= WHAT IS NEEDED =
Convert the entries into a JSON list of strings with one string per line, beginning at the first line and stopping after the line that contains "y-axis-tick-esteban [217,803,229,807]". Leave out any blank lines.

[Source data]
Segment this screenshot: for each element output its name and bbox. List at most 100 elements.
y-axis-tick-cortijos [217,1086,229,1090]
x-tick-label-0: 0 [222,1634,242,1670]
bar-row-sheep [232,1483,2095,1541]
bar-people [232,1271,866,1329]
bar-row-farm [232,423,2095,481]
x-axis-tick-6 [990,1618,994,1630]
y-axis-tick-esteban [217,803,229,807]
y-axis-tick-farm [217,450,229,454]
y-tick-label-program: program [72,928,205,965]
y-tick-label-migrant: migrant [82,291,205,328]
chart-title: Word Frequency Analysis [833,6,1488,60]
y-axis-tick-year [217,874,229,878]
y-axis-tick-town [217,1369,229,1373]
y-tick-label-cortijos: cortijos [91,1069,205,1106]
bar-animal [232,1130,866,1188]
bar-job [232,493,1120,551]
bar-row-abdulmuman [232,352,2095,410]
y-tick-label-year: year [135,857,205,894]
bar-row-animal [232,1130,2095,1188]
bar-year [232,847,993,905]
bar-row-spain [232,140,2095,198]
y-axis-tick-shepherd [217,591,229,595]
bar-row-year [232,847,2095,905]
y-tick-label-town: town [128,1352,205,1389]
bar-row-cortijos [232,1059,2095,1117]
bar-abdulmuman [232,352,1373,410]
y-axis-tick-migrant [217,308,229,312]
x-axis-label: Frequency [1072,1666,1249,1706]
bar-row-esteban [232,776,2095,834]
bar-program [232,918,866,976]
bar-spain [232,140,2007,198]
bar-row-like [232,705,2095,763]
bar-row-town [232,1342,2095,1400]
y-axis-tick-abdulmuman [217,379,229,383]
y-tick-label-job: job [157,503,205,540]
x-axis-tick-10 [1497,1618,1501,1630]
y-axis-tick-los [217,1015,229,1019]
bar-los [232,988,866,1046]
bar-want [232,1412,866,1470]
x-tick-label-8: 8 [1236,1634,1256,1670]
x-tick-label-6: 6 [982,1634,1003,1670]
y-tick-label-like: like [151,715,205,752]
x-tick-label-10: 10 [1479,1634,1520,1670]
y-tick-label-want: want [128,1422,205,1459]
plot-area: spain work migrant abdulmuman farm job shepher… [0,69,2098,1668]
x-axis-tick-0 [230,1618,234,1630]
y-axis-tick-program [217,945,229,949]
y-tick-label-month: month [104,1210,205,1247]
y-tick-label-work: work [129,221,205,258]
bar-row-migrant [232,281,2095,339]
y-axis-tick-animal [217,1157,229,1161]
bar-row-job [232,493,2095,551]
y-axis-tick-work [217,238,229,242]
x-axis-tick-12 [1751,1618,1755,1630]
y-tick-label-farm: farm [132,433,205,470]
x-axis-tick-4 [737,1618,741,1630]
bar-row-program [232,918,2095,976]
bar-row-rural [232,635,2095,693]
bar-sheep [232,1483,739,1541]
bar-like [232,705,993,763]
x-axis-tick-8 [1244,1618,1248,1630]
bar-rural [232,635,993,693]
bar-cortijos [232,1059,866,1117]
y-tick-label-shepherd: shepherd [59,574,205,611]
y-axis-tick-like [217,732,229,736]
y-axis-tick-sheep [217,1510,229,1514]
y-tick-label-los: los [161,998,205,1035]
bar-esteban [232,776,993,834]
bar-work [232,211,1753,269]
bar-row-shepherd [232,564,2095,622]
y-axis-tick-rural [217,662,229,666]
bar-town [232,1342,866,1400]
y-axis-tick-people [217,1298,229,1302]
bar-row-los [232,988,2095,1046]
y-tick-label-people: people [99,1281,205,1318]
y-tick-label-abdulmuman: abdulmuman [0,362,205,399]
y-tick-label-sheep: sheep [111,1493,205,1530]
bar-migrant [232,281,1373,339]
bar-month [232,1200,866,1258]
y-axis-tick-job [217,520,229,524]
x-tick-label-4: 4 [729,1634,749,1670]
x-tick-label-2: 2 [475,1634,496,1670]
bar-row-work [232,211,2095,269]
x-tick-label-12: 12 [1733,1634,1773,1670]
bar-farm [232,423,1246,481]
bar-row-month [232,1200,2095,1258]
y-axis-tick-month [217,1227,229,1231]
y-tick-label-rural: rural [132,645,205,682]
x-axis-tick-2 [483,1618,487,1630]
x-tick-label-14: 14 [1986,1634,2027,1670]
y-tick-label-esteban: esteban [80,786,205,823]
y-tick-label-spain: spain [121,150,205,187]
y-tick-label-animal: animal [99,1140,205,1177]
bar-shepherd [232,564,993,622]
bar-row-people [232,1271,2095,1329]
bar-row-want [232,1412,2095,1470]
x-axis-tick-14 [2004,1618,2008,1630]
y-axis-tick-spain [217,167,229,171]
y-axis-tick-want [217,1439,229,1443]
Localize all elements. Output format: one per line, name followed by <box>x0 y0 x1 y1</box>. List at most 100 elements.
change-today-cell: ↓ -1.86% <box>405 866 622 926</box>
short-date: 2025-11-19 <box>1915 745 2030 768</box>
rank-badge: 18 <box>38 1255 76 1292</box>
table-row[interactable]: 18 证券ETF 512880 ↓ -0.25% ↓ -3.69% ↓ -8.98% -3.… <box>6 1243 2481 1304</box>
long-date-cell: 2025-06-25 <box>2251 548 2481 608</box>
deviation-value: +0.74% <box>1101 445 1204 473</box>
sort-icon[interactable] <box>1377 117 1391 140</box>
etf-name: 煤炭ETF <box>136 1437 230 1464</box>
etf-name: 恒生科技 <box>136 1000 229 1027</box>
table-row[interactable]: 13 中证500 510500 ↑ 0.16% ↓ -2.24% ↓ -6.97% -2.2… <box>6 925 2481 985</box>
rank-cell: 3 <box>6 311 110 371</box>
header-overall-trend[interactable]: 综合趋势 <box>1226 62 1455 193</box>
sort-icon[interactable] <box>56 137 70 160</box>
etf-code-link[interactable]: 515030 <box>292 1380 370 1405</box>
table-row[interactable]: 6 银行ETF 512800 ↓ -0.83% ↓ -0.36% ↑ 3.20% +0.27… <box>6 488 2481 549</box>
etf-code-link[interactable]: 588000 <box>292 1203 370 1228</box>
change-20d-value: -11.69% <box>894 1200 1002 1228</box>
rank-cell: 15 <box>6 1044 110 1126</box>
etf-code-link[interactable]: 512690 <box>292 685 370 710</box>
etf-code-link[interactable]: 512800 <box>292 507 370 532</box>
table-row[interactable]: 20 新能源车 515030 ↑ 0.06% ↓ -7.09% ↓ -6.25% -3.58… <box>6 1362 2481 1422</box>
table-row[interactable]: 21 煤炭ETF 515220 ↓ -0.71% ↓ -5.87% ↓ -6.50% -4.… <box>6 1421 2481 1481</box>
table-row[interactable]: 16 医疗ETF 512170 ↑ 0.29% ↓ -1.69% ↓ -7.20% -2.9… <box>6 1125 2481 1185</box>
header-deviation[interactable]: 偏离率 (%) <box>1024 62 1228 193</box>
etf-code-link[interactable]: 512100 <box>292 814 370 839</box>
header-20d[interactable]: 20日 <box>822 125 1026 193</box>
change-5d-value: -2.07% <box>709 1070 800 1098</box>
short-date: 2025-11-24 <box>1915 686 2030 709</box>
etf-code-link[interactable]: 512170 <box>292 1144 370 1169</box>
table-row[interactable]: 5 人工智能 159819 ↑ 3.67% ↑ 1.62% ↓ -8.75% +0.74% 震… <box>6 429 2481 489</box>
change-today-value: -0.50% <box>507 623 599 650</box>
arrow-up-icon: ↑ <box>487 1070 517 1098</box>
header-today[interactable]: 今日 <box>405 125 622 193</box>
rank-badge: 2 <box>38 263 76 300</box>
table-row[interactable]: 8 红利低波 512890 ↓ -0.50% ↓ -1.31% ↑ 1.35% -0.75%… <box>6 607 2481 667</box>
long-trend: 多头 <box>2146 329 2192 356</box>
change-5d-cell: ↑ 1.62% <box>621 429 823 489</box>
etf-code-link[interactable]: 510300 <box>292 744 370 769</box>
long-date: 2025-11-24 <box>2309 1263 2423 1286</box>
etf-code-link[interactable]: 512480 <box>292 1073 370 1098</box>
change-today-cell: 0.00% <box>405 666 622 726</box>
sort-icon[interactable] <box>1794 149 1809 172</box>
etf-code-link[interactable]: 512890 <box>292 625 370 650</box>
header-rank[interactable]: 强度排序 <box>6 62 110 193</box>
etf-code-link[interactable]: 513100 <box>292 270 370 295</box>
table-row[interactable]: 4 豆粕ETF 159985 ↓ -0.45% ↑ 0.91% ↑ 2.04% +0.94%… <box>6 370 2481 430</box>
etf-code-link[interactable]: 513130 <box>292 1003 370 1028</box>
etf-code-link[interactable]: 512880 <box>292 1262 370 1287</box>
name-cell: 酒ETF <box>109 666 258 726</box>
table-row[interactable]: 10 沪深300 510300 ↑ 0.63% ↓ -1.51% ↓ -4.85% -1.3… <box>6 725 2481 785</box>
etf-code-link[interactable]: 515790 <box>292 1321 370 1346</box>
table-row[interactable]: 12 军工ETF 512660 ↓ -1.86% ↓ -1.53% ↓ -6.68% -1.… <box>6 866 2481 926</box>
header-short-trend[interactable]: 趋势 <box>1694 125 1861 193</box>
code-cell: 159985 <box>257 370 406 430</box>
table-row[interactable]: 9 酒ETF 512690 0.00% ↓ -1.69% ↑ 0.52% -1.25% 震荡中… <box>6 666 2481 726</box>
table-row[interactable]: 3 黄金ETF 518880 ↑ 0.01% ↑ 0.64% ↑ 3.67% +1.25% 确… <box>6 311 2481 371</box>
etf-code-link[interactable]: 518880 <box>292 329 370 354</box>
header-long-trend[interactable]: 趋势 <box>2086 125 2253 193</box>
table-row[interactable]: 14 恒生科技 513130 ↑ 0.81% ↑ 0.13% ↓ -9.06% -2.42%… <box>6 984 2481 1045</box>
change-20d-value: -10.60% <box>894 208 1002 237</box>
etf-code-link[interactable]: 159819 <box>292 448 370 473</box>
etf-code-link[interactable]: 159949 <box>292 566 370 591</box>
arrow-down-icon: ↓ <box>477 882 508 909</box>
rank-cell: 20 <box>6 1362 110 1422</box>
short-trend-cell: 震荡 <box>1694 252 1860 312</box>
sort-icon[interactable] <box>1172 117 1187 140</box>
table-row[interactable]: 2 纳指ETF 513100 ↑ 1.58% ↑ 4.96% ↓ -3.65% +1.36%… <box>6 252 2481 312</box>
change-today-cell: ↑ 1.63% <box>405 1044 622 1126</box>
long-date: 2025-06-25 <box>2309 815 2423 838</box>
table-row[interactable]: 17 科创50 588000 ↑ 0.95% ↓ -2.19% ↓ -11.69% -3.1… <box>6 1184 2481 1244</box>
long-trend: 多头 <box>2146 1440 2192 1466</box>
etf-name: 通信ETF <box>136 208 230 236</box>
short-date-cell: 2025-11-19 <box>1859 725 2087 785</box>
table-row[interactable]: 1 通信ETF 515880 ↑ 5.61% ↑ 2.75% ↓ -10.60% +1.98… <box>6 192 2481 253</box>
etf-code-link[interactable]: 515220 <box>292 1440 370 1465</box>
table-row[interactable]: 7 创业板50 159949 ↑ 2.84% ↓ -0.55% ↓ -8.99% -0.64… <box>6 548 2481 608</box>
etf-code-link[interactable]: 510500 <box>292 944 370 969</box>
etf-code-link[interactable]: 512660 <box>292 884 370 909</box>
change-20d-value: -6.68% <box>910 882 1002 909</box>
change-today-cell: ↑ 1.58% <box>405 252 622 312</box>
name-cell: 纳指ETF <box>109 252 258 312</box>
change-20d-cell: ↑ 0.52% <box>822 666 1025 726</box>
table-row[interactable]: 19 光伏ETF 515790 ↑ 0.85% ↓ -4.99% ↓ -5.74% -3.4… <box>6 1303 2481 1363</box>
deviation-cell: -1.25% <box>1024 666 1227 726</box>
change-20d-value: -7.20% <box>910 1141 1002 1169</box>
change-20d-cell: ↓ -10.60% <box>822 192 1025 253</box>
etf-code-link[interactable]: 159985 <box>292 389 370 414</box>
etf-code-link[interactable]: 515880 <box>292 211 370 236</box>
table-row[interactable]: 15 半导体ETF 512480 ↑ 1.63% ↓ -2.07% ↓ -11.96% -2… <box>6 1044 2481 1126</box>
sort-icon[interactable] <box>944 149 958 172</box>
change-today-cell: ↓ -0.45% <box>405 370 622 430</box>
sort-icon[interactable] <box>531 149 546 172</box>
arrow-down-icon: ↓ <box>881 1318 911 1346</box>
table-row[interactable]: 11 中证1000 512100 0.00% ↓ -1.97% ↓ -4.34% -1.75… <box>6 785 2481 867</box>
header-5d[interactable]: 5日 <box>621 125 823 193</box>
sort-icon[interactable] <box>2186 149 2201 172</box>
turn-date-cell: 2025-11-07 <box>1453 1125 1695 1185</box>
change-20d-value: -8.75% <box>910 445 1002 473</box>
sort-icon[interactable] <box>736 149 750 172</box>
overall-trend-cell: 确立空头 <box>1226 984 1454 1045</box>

= RESPONSE FOR THIS EXERCISE =
[
  "Segment this screenshot: for each element output its name and bbox. List at most 100 elements.",
  "y-axis-tick-cortijos [217,1086,229,1090]",
  "x-tick-label-0: 0 [222,1634,242,1670]",
  "bar-row-sheep [232,1483,2095,1541]",
  "bar-people [232,1271,866,1329]",
  "bar-row-farm [232,423,2095,481]",
  "x-axis-tick-6 [990,1618,994,1630]",
  "y-axis-tick-esteban [217,803,229,807]"
]